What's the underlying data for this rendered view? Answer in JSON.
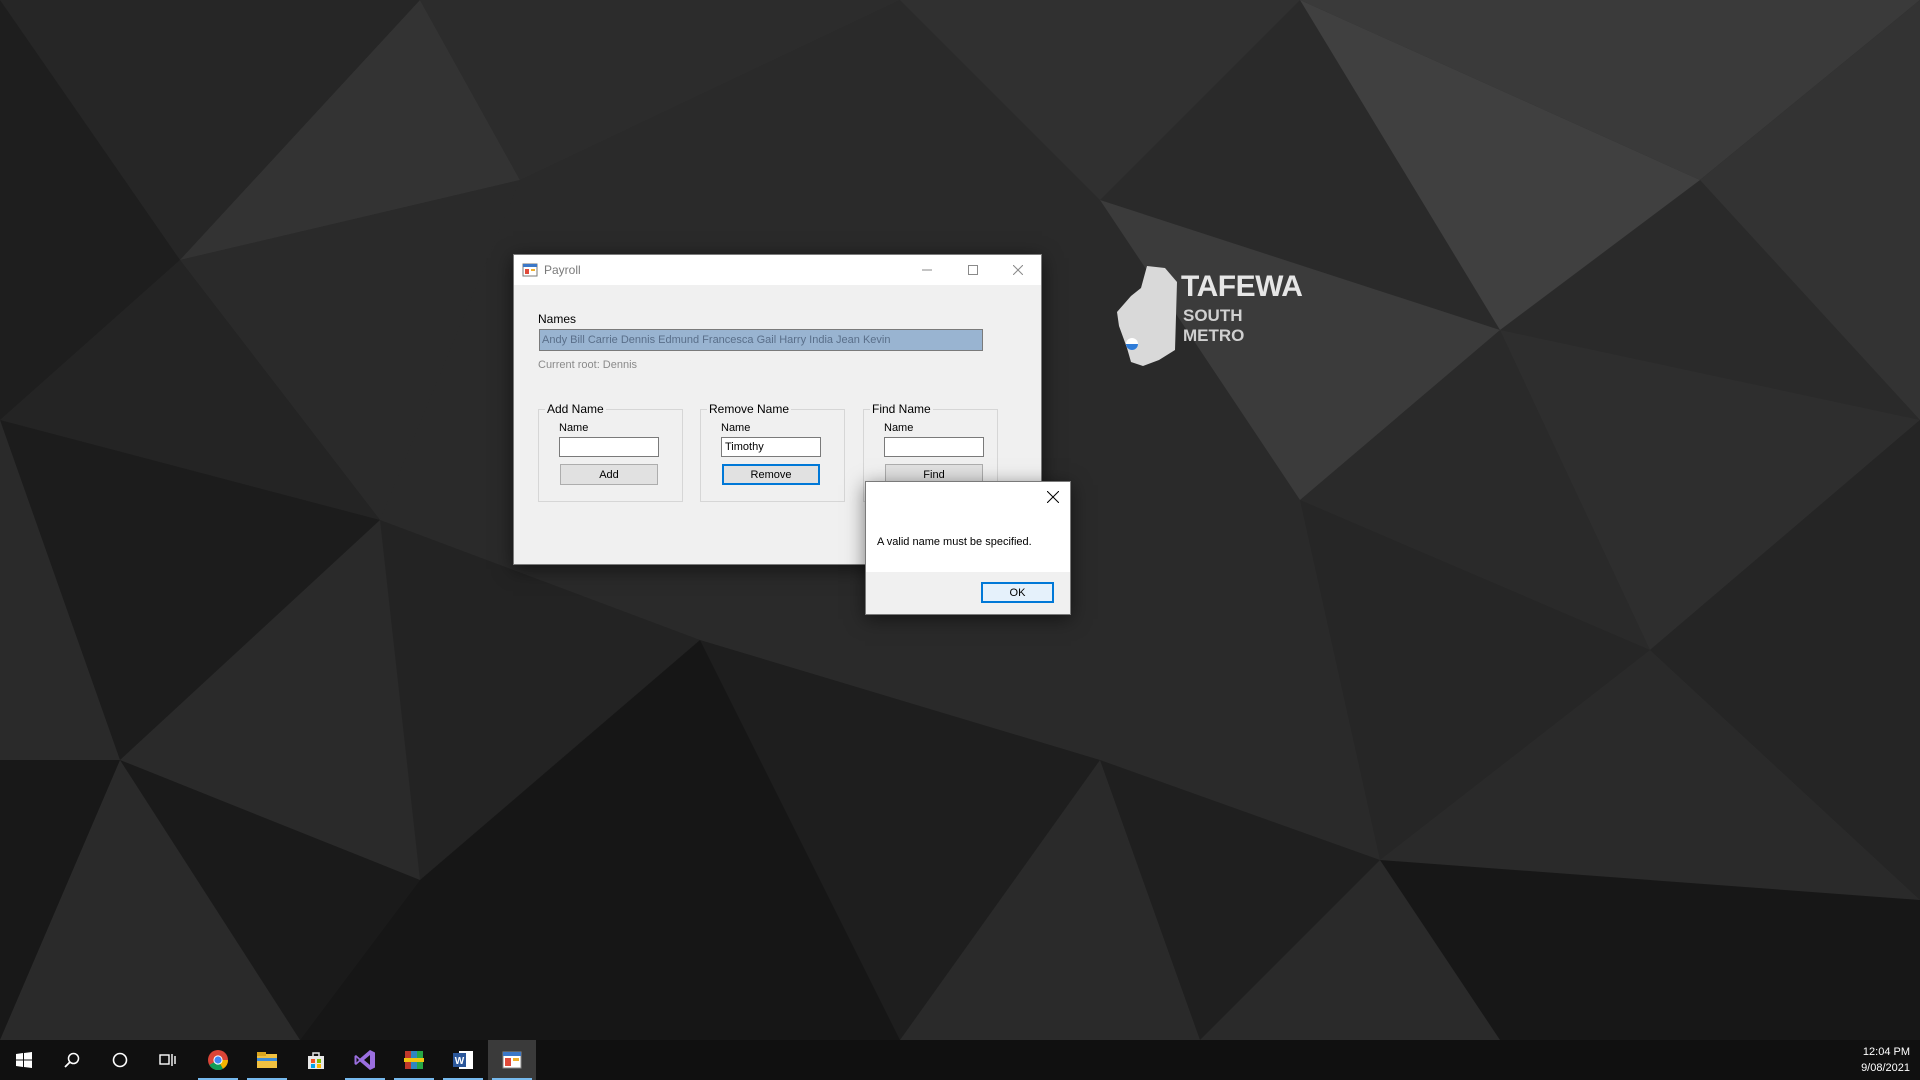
{
  "desktop": {
    "logo": {
      "brand_main": "TAFEWA",
      "brand_line1": "SOUTH",
      "brand_line2": "METRO"
    }
  },
  "window": {
    "title": "Payroll",
    "icon": "form-app-icon",
    "names_label": "Names",
    "names_value": "Andy Bill Carrie Dennis Edmund Francesca Gail Harry India Jean Kevin",
    "current_root": "Current root: Dennis",
    "groups": {
      "add": {
        "title": "Add Name",
        "field_label": "Name",
        "field_value": "",
        "button": "Add"
      },
      "remove": {
        "title": "Remove Name",
        "field_label": "Name",
        "field_value": "Timothy",
        "button": "Remove"
      },
      "find": {
        "title": "Find Name",
        "field_label": "Name",
        "field_value": "",
        "button": "Find"
      }
    }
  },
  "message_box": {
    "text": "A valid name must be specified.",
    "ok_label": "OK"
  },
  "taskbar": {
    "items": [
      "start-icon",
      "search-icon",
      "cortana-icon",
      "task-view-icon",
      "chrome-icon",
      "file-explorer-icon",
      "store-icon",
      "visual-studio-icon",
      "winrar-icon",
      "word-icon",
      "payroll-app-icon"
    ],
    "time": "12:04 PM",
    "date": "9/08/2021",
    "accent": "#76b9ed"
  }
}
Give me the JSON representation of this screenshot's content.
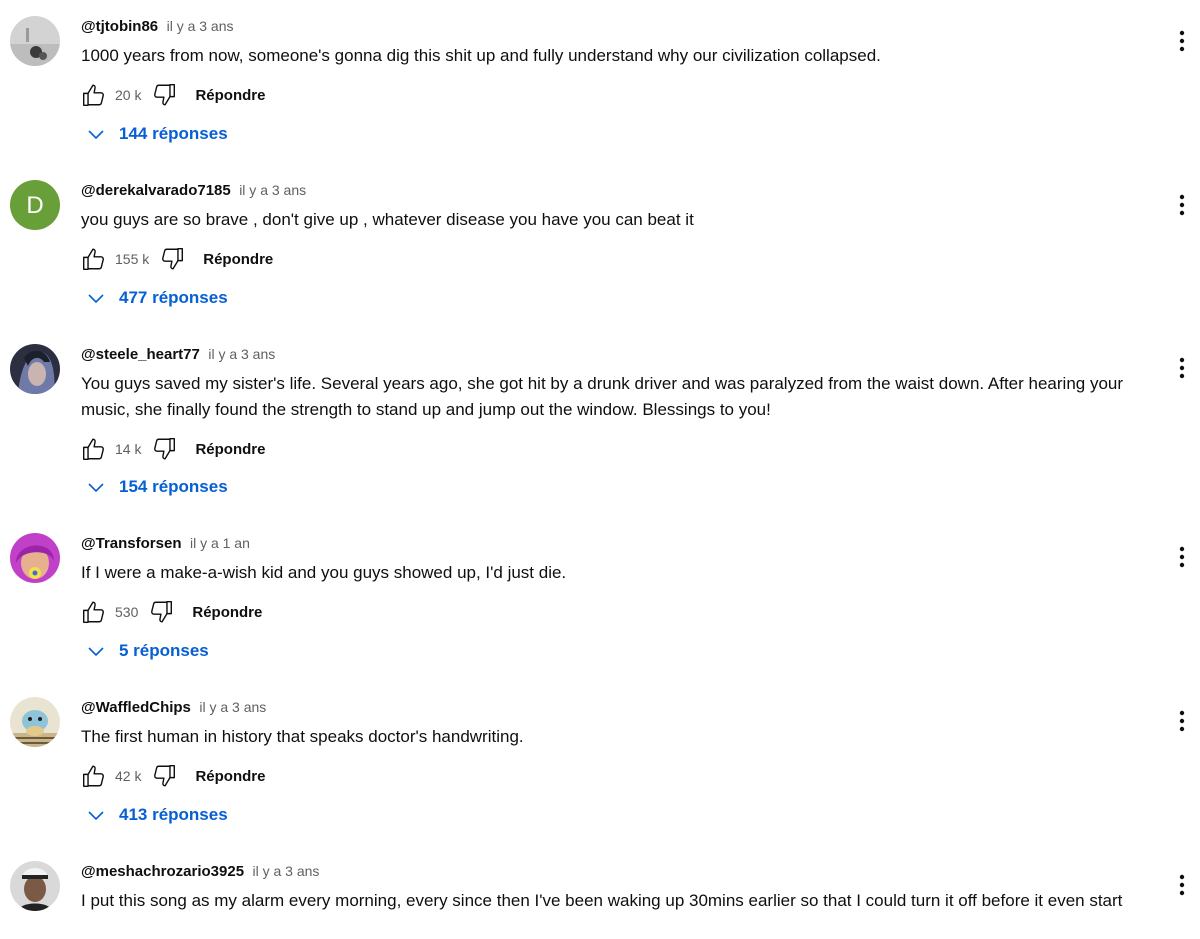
{
  "comments": [
    {
      "author": "@tjtobin86",
      "date": "il y a 3 ans",
      "text": "1000 years from now, someone's gonna dig this shit up and fully understand why our civilization collapsed.",
      "likes": "20 k",
      "reply_label": "Répondre",
      "replies_label": "144 réponses",
      "avatar": {
        "kind": "photo",
        "colors": [
          "#cfcfcf",
          "#8a8a8a",
          "#3a3a3a"
        ]
      }
    },
    {
      "author": "@derekalvarado7185",
      "date": "il y a 3 ans",
      "text": "you guys are so brave , don't give up , whatever disease you have you can beat it",
      "likes": "155 k",
      "reply_label": "Répondre",
      "replies_label": "477 réponses",
      "avatar": {
        "kind": "letter",
        "letter": "D",
        "colors": [
          "#689f38"
        ]
      }
    },
    {
      "author": "@steele_heart77",
      "date": "il y a 3 ans",
      "text": "You guys saved my sister's life. Several years ago, she got hit by a drunk driver and was paralyzed from the waist down. After hearing your music, she finally found the strength to stand up and jump out the window. Blessings to you!",
      "likes": "14 k",
      "reply_label": "Répondre",
      "replies_label": "154 réponses",
      "avatar": {
        "kind": "photo",
        "colors": [
          "#2b2f3f",
          "#6f7aa8",
          "#c9b4b0"
        ]
      }
    },
    {
      "author": "@Transforsen",
      "date": "il y a 1 an",
      "text": "If I were a make-a-wish kid and you guys showed up, I'd just die.",
      "likes": "530",
      "reply_label": "Répondre",
      "replies_label": "5 réponses",
      "avatar": {
        "kind": "photo",
        "colors": [
          "#c040c8",
          "#e7b08f",
          "#f3e04a"
        ]
      }
    },
    {
      "author": "@WaffledChips",
      "date": "il y a 3 ans",
      "text": "The first human in history that speaks doctor's handwriting.",
      "likes": "42 k",
      "reply_label": "Répondre",
      "replies_label": "413 réponses",
      "avatar": {
        "kind": "photo",
        "colors": [
          "#e9e3d2",
          "#8fc3d8",
          "#6b5b3a"
        ]
      }
    },
    {
      "author": "@meshachrozario3925",
      "date": "il y a 3 ans",
      "text": "I put this song as my alarm every morning, every since then I've been waking up 30mins earlier so that I could turn it off before it even start",
      "likes": "",
      "reply_label": "",
      "replies_label": "",
      "avatar": {
        "kind": "photo",
        "colors": [
          "#d9d9d9",
          "#7a5a45",
          "#222222"
        ]
      }
    }
  ]
}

Problem details - The records above need to be restated word for word, with the pictures left out.

Exercise output -
What's the underlying data for this rendered view? Answer in JSON.
{
  "desktop": {
    "logo": {
      "brand_main": "TAFEWA",
      "brand_line1": "SOUTH",
      "brand_line2": "METRO"
    }
  },
  "window": {
    "title": "Payroll",
    "icon": "form-app-icon",
    "names_label": "Names",
    "names_value": "Andy Bill Carrie Dennis Edmund Francesca Gail Harry India Jean Kevin",
    "current_root": "Current root: Dennis",
    "groups": {
      "add": {
        "title": "Add Name",
        "field_label": "Name",
        "field_value": "",
        "button": "Add"
      },
      "remove": {
        "title": "Remove Name",
        "field_label": "Name",
        "field_value": "Timothy",
        "button": "Remove"
      },
      "find": {
        "title": "Find Name",
        "field_label": "Name",
        "field_value": "",
        "button": "Find"
      }
    }
  },
  "message_box": {
    "text": "A valid name must be specified.",
    "ok_label": "OK"
  },
  "taskbar": {
    "items": [
      "start-icon",
      "search-icon",
      "cortana-icon",
      "task-view-icon",
      "chrome-icon",
      "file-explorer-icon",
      "store-icon",
      "visual-studio-icon",
      "winrar-icon",
      "word-icon",
      "payroll-app-icon"
    ],
    "time": "12:04 PM",
    "date": "9/08/2021",
    "accent": "#76b9ed"
  }
}
Give me the JSON representation of this screenshot's content.
{
  "comments": [
    {
      "author": "@tjtobin86",
      "date": "il y a 3 ans",
      "text": "1000 years from now, someone's gonna dig this shit up and fully understand why our civilization collapsed.",
      "likes": "20 k",
      "reply_label": "Répondre",
      "replies_label": "144 réponses",
      "avatar": {
        "kind": "photo",
        "colors": [
          "#cfcfcf",
          "#8a8a8a",
          "#3a3a3a"
        ]
      }
    },
    {
      "author": "@derekalvarado7185",
      "date": "il y a 3 ans",
      "text": "you guys are so brave , don't give up , whatever disease you have you can beat it",
      "likes": "155 k",
      "reply_label": "Répondre",
      "replies_label": "477 réponses",
      "avatar": {
        "kind": "letter",
        "letter": "D",
        "colors": [
          "#689f38"
        ]
      }
    },
    {
      "author": "@steele_heart77",
      "date": "il y a 3 ans",
      "text": "You guys saved my sister's life. Several years ago, she got hit by a drunk driver and was paralyzed from the waist down. After hearing your music, she finally found the strength to stand up and jump out the window. Blessings to you!",
      "likes": "14 k",
      "reply_label": "Répondre",
      "replies_label": "154 réponses",
      "avatar": {
        "kind": "photo",
        "colors": [
          "#2b2f3f",
          "#6f7aa8",
          "#c9b4b0"
        ]
      }
    },
    {
      "author": "@Transforsen",
      "date": "il y a 1 an",
      "text": "If I were a make-a-wish kid and you guys showed up, I'd just die.",
      "likes": "530",
      "reply_label": "Répondre",
      "replies_label": "5 réponses",
      "avatar": {
        "kind": "photo",
        "colors": [
          "#c040c8",
          "#e7b08f",
          "#f3e04a"
        ]
      }
    },
    {
      "author": "@WaffledChips",
      "date": "il y a 3 ans",
      "text": "The first human in history that speaks doctor's handwriting.",
      "likes": "42 k",
      "reply_label": "Répondre",
      "replies_label": "413 réponses",
      "avatar": {
        "kind": "photo",
        "colors": [
          "#e9e3d2",
          "#8fc3d8",
          "#6b5b3a"
        ]
      }
    },
    {
      "author": "@meshachrozario3925",
      "date": "il y a 3 ans",
      "text": "I put this song as my alarm every morning, every since then I've been waking up 30mins earlier so that I could turn it off before it even start",
      "likes": "",
      "reply_label": "",
      "replies_label": "",
      "avatar": {
        "kind": "photo",
        "colors": [
          "#d9d9d9",
          "#7a5a45",
          "#222222"
        ]
      }
    }
  ]
}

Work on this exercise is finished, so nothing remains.